The task :: Return every line below in which "name" appears.
----
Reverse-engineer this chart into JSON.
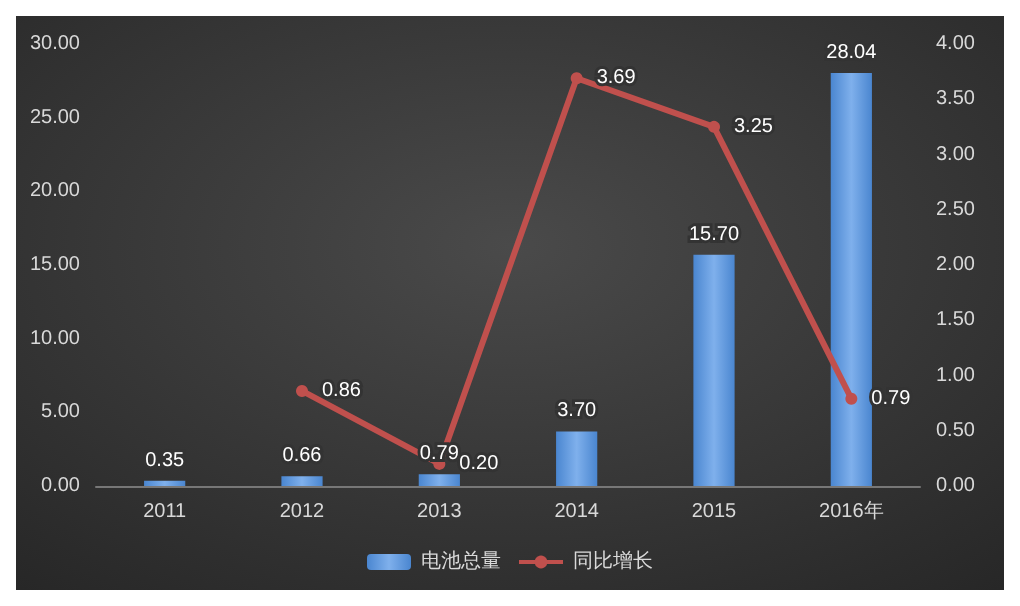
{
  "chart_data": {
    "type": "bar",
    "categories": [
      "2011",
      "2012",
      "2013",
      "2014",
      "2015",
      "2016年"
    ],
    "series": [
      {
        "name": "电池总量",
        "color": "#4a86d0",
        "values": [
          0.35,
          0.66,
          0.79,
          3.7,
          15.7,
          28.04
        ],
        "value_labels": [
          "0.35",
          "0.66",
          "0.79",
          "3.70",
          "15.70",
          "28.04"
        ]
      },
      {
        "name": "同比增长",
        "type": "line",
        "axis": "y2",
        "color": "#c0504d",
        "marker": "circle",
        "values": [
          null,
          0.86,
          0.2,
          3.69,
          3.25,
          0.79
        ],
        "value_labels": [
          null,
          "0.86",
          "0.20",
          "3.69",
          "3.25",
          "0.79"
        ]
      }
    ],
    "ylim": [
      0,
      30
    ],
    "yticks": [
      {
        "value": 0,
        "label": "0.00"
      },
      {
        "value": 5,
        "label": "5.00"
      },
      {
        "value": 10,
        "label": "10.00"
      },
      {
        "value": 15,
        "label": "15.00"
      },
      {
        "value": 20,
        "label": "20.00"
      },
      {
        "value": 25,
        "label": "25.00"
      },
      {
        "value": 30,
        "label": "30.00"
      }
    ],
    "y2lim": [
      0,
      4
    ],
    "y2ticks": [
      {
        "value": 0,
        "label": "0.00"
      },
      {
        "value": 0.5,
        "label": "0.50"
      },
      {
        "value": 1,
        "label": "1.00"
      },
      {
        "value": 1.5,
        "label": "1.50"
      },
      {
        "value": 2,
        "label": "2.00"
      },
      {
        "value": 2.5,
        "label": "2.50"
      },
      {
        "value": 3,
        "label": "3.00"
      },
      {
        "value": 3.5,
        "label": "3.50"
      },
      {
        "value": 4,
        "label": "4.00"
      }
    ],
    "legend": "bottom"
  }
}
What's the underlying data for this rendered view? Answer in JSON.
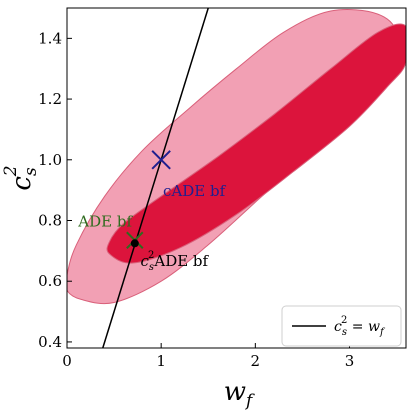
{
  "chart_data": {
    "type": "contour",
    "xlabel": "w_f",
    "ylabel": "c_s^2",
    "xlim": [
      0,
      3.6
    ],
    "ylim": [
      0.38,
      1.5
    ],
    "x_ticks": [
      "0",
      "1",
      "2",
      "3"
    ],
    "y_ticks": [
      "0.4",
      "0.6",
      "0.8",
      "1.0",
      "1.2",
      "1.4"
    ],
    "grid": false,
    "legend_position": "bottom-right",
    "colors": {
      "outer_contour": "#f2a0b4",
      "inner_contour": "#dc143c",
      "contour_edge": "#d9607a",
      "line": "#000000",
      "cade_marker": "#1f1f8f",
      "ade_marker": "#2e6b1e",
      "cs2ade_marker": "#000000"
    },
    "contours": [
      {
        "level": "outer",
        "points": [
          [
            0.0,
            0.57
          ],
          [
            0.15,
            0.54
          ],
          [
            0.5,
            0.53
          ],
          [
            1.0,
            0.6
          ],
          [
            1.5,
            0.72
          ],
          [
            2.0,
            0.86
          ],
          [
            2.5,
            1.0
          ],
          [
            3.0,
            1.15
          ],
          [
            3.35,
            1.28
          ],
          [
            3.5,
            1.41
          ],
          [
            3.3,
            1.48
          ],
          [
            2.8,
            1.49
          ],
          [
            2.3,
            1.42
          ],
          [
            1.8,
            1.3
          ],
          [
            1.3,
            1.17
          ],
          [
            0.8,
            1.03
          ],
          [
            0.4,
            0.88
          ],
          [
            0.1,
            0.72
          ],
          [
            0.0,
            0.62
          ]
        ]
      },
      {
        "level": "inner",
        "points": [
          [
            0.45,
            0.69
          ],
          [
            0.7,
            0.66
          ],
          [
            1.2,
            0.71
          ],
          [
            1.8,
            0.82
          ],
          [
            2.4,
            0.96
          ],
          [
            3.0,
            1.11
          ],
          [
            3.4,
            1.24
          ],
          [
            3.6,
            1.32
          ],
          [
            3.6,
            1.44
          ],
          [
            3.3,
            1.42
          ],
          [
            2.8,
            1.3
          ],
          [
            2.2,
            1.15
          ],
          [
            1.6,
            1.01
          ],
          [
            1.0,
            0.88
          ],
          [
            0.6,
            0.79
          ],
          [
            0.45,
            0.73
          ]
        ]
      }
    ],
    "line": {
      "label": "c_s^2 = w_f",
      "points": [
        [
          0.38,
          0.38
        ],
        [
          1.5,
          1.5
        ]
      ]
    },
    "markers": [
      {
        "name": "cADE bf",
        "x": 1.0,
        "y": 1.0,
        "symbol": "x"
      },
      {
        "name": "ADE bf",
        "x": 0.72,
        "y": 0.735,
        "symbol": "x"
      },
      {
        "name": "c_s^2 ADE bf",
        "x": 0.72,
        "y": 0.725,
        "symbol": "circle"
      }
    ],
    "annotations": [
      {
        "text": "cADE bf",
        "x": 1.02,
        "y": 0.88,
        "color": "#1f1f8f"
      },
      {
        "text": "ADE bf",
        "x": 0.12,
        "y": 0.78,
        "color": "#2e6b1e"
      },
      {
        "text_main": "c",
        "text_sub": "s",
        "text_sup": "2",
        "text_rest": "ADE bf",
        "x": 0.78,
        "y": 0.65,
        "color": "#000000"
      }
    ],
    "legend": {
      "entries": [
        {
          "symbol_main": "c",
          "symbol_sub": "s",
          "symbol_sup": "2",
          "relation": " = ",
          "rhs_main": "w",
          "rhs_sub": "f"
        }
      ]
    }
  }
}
----
Final result ::
        "name": "电池总量",
        "name": "同比增长",
        "name": "cADE bf",
        "name": "ADE bf",
        "name": "c_s^2 ADE bf",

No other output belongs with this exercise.